Output each entry verbatim and exclude every picture from it.

Dataset rows:

☆ ☆ ☆

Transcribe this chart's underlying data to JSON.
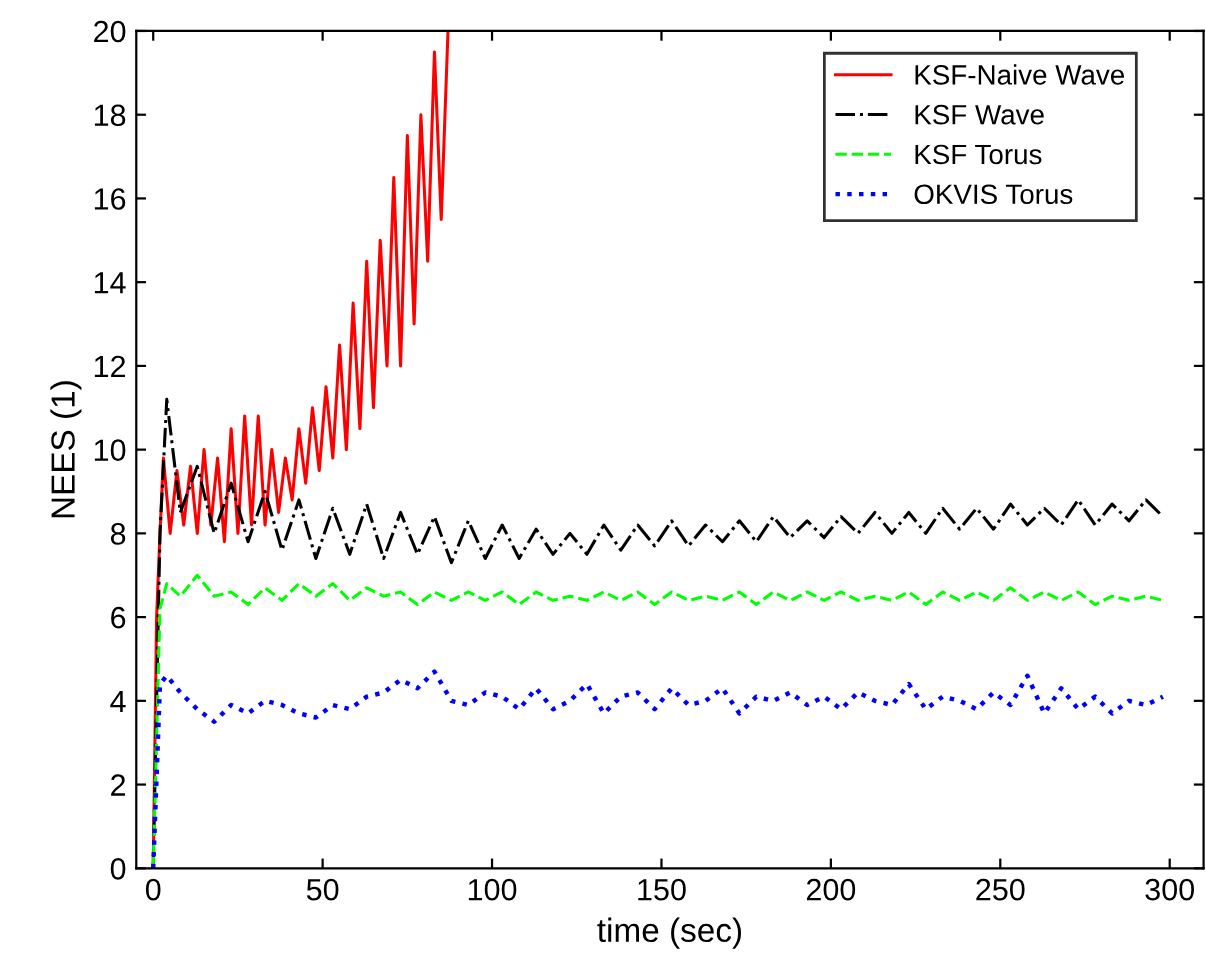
{
  "chart_data": {
    "type": "line",
    "xlabel": "time (sec)",
    "ylabel": "NEES (1)",
    "xlim": [
      -5,
      310
    ],
    "ylim": [
      0,
      20
    ],
    "xticks": [
      0,
      50,
      100,
      150,
      200,
      250,
      300
    ],
    "yticks": [
      0,
      2,
      4,
      6,
      8,
      10,
      12,
      14,
      16,
      18,
      20
    ],
    "grid": false,
    "legend": "top right",
    "marker": "none",
    "series": [
      {
        "name": "KSF-Naive Wave",
        "color": "#ff0000",
        "line_style": "solid",
        "x": [
          0,
          1,
          2,
          3,
          5,
          7,
          9,
          11,
          13,
          15,
          17,
          19,
          21,
          23,
          25,
          27,
          29,
          31,
          33,
          35,
          37,
          39,
          41,
          43,
          45,
          47,
          49,
          51,
          53,
          55,
          57,
          59,
          61,
          63,
          65,
          67,
          69,
          71,
          73,
          75,
          77,
          79,
          81,
          83,
          85,
          87
        ],
        "values": [
          0,
          6,
          8,
          9.8,
          8,
          9.5,
          8.2,
          9.6,
          8,
          10,
          8.2,
          9.8,
          7.8,
          10.5,
          8,
          10.8,
          8.2,
          10.8,
          8.2,
          10,
          8.5,
          9.8,
          8.8,
          10.5,
          9.2,
          11,
          9.5,
          11.5,
          9.8,
          12.5,
          10,
          13.5,
          10.5,
          14.5,
          11,
          15,
          12,
          16.5,
          12,
          17.5,
          13,
          18,
          14.5,
          19.5,
          15.5,
          20
        ]
      },
      {
        "name": "KSF Wave",
        "color": "#000000",
        "line_style": "dashdot",
        "x": [
          0,
          2,
          4,
          8,
          13,
          18,
          23,
          28,
          33,
          38,
          43,
          48,
          53,
          58,
          63,
          68,
          73,
          78,
          83,
          88,
          93,
          98,
          103,
          108,
          113,
          118,
          123,
          128,
          133,
          138,
          143,
          148,
          153,
          158,
          163,
          168,
          173,
          178,
          183,
          188,
          193,
          198,
          203,
          208,
          213,
          218,
          223,
          228,
          233,
          238,
          243,
          248,
          253,
          258,
          263,
          268,
          273,
          278,
          283,
          288,
          293,
          298
        ],
        "values": [
          0,
          8,
          11.2,
          8.5,
          9.6,
          8,
          9.2,
          7.8,
          9,
          7.6,
          8.8,
          7.4,
          8.6,
          7.5,
          8.7,
          7.4,
          8.5,
          7.5,
          8.4,
          7.3,
          8.3,
          7.4,
          8.2,
          7.4,
          8.1,
          7.5,
          8,
          7.5,
          8.2,
          7.6,
          8.2,
          7.7,
          8.3,
          7.7,
          8.2,
          7.8,
          8.3,
          7.8,
          8.4,
          7.9,
          8.3,
          7.9,
          8.4,
          8,
          8.5,
          8,
          8.5,
          8,
          8.6,
          8.1,
          8.6,
          8.1,
          8.7,
          8.2,
          8.6,
          8.2,
          8.8,
          8.2,
          8.7,
          8.3,
          8.8,
          8.4
        ]
      },
      {
        "name": "KSF Torus",
        "color": "#00ff00",
        "line_style": "dashed",
        "x": [
          0,
          2,
          4,
          8,
          13,
          18,
          23,
          28,
          33,
          38,
          43,
          48,
          53,
          58,
          63,
          68,
          73,
          78,
          83,
          88,
          93,
          98,
          103,
          108,
          113,
          118,
          123,
          128,
          133,
          138,
          143,
          148,
          153,
          158,
          163,
          168,
          173,
          178,
          183,
          188,
          193,
          198,
          203,
          208,
          213,
          218,
          223,
          228,
          233,
          238,
          243,
          248,
          253,
          258,
          263,
          268,
          273,
          278,
          283,
          288,
          293,
          298
        ],
        "values": [
          0,
          6.2,
          6.8,
          6.5,
          7,
          6.5,
          6.6,
          6.3,
          6.7,
          6.4,
          6.8,
          6.5,
          6.8,
          6.4,
          6.7,
          6.5,
          6.6,
          6.3,
          6.6,
          6.4,
          6.6,
          6.4,
          6.6,
          6.3,
          6.6,
          6.4,
          6.5,
          6.4,
          6.6,
          6.4,
          6.6,
          6.3,
          6.6,
          6.4,
          6.5,
          6.4,
          6.6,
          6.3,
          6.6,
          6.4,
          6.6,
          6.4,
          6.6,
          6.4,
          6.5,
          6.4,
          6.6,
          6.3,
          6.6,
          6.4,
          6.6,
          6.4,
          6.7,
          6.4,
          6.6,
          6.4,
          6.6,
          6.3,
          6.5,
          6.4,
          6.5,
          6.4
        ]
      },
      {
        "name": "OKVIS Torus",
        "color": "#0000ff",
        "line_style": "dotted",
        "x": [
          0,
          2,
          4,
          8,
          13,
          18,
          23,
          28,
          33,
          38,
          43,
          48,
          53,
          58,
          63,
          68,
          73,
          78,
          83,
          88,
          93,
          98,
          103,
          108,
          113,
          118,
          123,
          128,
          133,
          138,
          143,
          148,
          153,
          158,
          163,
          168,
          173,
          178,
          183,
          188,
          193,
          198,
          203,
          208,
          213,
          218,
          223,
          228,
          233,
          238,
          243,
          248,
          253,
          258,
          263,
          268,
          273,
          278,
          283,
          288,
          293,
          298
        ],
        "values": [
          0,
          4.4,
          4.6,
          4.2,
          3.8,
          3.5,
          3.9,
          3.7,
          4,
          3.9,
          3.7,
          3.6,
          3.9,
          3.8,
          4.1,
          4.2,
          4.5,
          4.3,
          4.7,
          4,
          3.9,
          4.2,
          4.1,
          3.8,
          4.3,
          3.8,
          4,
          4.4,
          3.7,
          4.1,
          4.2,
          3.8,
          4.3,
          3.9,
          4,
          4.3,
          3.7,
          4.1,
          4,
          4.2,
          3.9,
          4.1,
          3.8,
          4.2,
          4,
          3.9,
          4.4,
          3.8,
          4.1,
          4,
          3.8,
          4.2,
          3.9,
          4.6,
          3.7,
          4.3,
          3.8,
          4.1,
          3.7,
          4,
          3.9,
          4.1
        ]
      }
    ]
  }
}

☆ ☆ ☆

Answer to the problem:
Transcribe this chart's underlying data to JSON.
{
  "chart_data": {
    "type": "line",
    "xlabel": "time (sec)",
    "ylabel": "NEES (1)",
    "xlim": [
      -5,
      310
    ],
    "ylim": [
      0,
      20
    ],
    "xticks": [
      0,
      50,
      100,
      150,
      200,
      250,
      300
    ],
    "yticks": [
      0,
      2,
      4,
      6,
      8,
      10,
      12,
      14,
      16,
      18,
      20
    ],
    "grid": false,
    "legend": "top right",
    "marker": "none",
    "series": [
      {
        "name": "KSF-Naive Wave",
        "color": "#ff0000",
        "line_style": "solid",
        "x": [
          0,
          1,
          2,
          3,
          5,
          7,
          9,
          11,
          13,
          15,
          17,
          19,
          21,
          23,
          25,
          27,
          29,
          31,
          33,
          35,
          37,
          39,
          41,
          43,
          45,
          47,
          49,
          51,
          53,
          55,
          57,
          59,
          61,
          63,
          65,
          67,
          69,
          71,
          73,
          75,
          77,
          79,
          81,
          83,
          85,
          87
        ],
        "values": [
          0,
          6,
          8,
          9.8,
          8,
          9.5,
          8.2,
          9.6,
          8,
          10,
          8.2,
          9.8,
          7.8,
          10.5,
          8,
          10.8,
          8.2,
          10.8,
          8.2,
          10,
          8.5,
          9.8,
          8.8,
          10.5,
          9.2,
          11,
          9.5,
          11.5,
          9.8,
          12.5,
          10,
          13.5,
          10.5,
          14.5,
          11,
          15,
          12,
          16.5,
          12,
          17.5,
          13,
          18,
          14.5,
          19.5,
          15.5,
          20
        ]
      },
      {
        "name": "KSF Wave",
        "color": "#000000",
        "line_style": "dashdot",
        "x": [
          0,
          2,
          4,
          8,
          13,
          18,
          23,
          28,
          33,
          38,
          43,
          48,
          53,
          58,
          63,
          68,
          73,
          78,
          83,
          88,
          93,
          98,
          103,
          108,
          113,
          118,
          123,
          128,
          133,
          138,
          143,
          148,
          153,
          158,
          163,
          168,
          173,
          178,
          183,
          188,
          193,
          198,
          203,
          208,
          213,
          218,
          223,
          228,
          233,
          238,
          243,
          248,
          253,
          258,
          263,
          268,
          273,
          278,
          283,
          288,
          293,
          298
        ],
        "values": [
          0,
          8,
          11.2,
          8.5,
          9.6,
          8,
          9.2,
          7.8,
          9,
          7.6,
          8.8,
          7.4,
          8.6,
          7.5,
          8.7,
          7.4,
          8.5,
          7.5,
          8.4,
          7.3,
          8.3,
          7.4,
          8.2,
          7.4,
          8.1,
          7.5,
          8,
          7.5,
          8.2,
          7.6,
          8.2,
          7.7,
          8.3,
          7.7,
          8.2,
          7.8,
          8.3,
          7.8,
          8.4,
          7.9,
          8.3,
          7.9,
          8.4,
          8,
          8.5,
          8,
          8.5,
          8,
          8.6,
          8.1,
          8.6,
          8.1,
          8.7,
          8.2,
          8.6,
          8.2,
          8.8,
          8.2,
          8.7,
          8.3,
          8.8,
          8.4
        ]
      },
      {
        "name": "KSF Torus",
        "color": "#00ff00",
        "line_style": "dashed",
        "x": [
          0,
          2,
          4,
          8,
          13,
          18,
          23,
          28,
          33,
          38,
          43,
          48,
          53,
          58,
          63,
          68,
          73,
          78,
          83,
          88,
          93,
          98,
          103,
          108,
          113,
          118,
          123,
          128,
          133,
          138,
          143,
          148,
          153,
          158,
          163,
          168,
          173,
          178,
          183,
          188,
          193,
          198,
          203,
          208,
          213,
          218,
          223,
          228,
          233,
          238,
          243,
          248,
          253,
          258,
          263,
          268,
          273,
          278,
          283,
          288,
          293,
          298
        ],
        "values": [
          0,
          6.2,
          6.8,
          6.5,
          7,
          6.5,
          6.6,
          6.3,
          6.7,
          6.4,
          6.8,
          6.5,
          6.8,
          6.4,
          6.7,
          6.5,
          6.6,
          6.3,
          6.6,
          6.4,
          6.6,
          6.4,
          6.6,
          6.3,
          6.6,
          6.4,
          6.5,
          6.4,
          6.6,
          6.4,
          6.6,
          6.3,
          6.6,
          6.4,
          6.5,
          6.4,
          6.6,
          6.3,
          6.6,
          6.4,
          6.6,
          6.4,
          6.6,
          6.4,
          6.5,
          6.4,
          6.6,
          6.3,
          6.6,
          6.4,
          6.6,
          6.4,
          6.7,
          6.4,
          6.6,
          6.4,
          6.6,
          6.3,
          6.5,
          6.4,
          6.5,
          6.4
        ]
      },
      {
        "name": "OKVIS Torus",
        "color": "#0000ff",
        "line_style": "dotted",
        "x": [
          0,
          2,
          4,
          8,
          13,
          18,
          23,
          28,
          33,
          38,
          43,
          48,
          53,
          58,
          63,
          68,
          73,
          78,
          83,
          88,
          93,
          98,
          103,
          108,
          113,
          118,
          123,
          128,
          133,
          138,
          143,
          148,
          153,
          158,
          163,
          168,
          173,
          178,
          183,
          188,
          193,
          198,
          203,
          208,
          213,
          218,
          223,
          228,
          233,
          238,
          243,
          248,
          253,
          258,
          263,
          268,
          273,
          278,
          283,
          288,
          293,
          298
        ],
        "values": [
          0,
          4.4,
          4.6,
          4.2,
          3.8,
          3.5,
          3.9,
          3.7,
          4,
          3.9,
          3.7,
          3.6,
          3.9,
          3.8,
          4.1,
          4.2,
          4.5,
          4.3,
          4.7,
          4,
          3.9,
          4.2,
          4.1,
          3.8,
          4.3,
          3.8,
          4,
          4.4,
          3.7,
          4.1,
          4.2,
          3.8,
          4.3,
          3.9,
          4,
          4.3,
          3.7,
          4.1,
          4,
          4.2,
          3.9,
          4.1,
          3.8,
          4.2,
          4,
          3.9,
          4.4,
          3.8,
          4.1,
          4,
          3.8,
          4.2,
          3.9,
          4.6,
          3.7,
          4.3,
          3.8,
          4.1,
          3.7,
          4,
          3.9,
          4.1
        ]
      }
    ]
  }
}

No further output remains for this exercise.